- _What is needed_:
Give only a count of the lines that include the string "Blvd".

- _Data entries_:
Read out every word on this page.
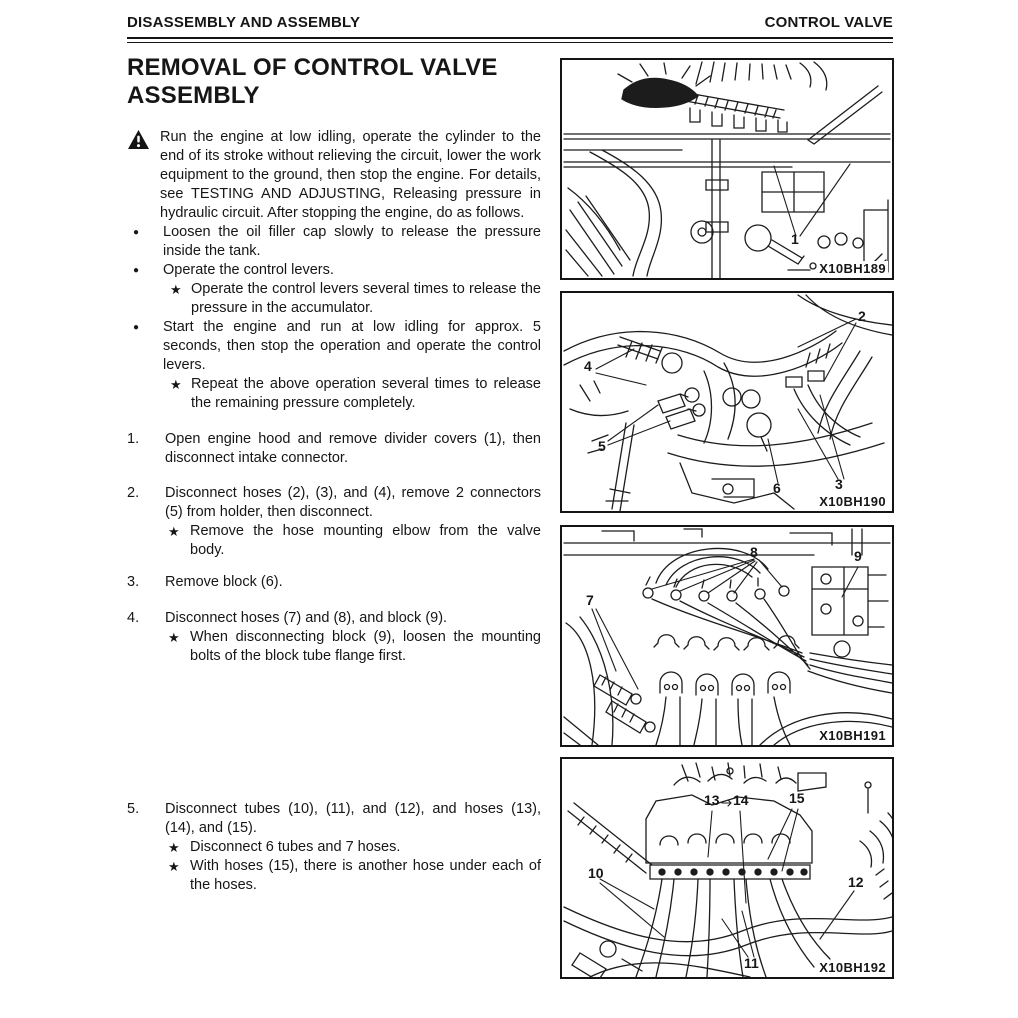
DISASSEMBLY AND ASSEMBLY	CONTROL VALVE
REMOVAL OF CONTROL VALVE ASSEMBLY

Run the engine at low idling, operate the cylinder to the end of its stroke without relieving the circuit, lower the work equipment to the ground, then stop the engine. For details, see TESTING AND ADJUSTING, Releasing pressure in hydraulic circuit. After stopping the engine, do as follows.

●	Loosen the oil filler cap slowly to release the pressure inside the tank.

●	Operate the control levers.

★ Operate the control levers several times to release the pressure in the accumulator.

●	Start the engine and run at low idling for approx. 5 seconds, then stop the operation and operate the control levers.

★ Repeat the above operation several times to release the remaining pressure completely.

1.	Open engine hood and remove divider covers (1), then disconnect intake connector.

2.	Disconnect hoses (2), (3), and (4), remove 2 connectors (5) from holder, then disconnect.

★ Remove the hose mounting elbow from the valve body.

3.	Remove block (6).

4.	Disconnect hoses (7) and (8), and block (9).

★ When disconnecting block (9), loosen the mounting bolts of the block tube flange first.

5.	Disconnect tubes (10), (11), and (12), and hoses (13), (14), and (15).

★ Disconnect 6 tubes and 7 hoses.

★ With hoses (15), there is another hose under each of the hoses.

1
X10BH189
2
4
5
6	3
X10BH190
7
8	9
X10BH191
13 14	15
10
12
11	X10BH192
==
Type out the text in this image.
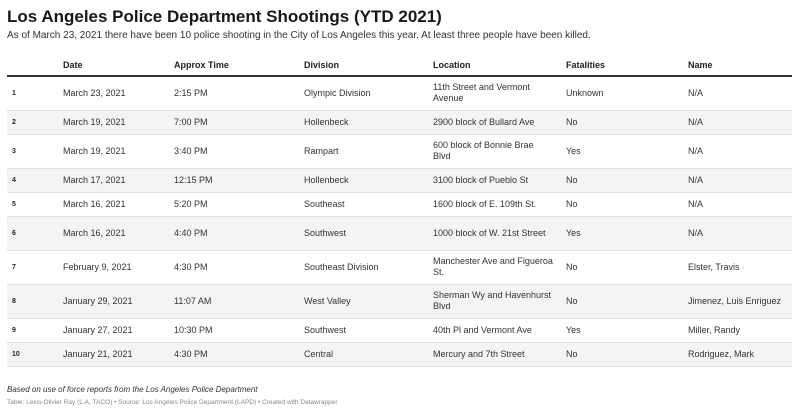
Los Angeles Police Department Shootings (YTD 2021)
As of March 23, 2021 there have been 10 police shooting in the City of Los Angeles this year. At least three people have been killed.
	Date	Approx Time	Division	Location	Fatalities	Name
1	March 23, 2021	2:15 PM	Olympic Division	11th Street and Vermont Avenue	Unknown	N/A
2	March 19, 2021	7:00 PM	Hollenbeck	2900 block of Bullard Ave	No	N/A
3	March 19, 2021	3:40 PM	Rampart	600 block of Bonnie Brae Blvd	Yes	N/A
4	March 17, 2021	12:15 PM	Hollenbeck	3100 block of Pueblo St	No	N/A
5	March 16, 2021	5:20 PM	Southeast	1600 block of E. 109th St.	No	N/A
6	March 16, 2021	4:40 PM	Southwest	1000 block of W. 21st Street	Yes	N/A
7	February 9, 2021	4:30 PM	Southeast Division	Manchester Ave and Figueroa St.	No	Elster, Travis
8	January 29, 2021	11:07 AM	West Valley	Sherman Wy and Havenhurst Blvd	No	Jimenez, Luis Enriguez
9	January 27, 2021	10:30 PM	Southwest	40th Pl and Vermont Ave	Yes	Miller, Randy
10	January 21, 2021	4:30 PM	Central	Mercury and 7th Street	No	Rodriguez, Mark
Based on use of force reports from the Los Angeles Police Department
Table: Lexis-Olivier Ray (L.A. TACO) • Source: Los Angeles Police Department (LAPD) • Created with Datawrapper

- _The result_:
2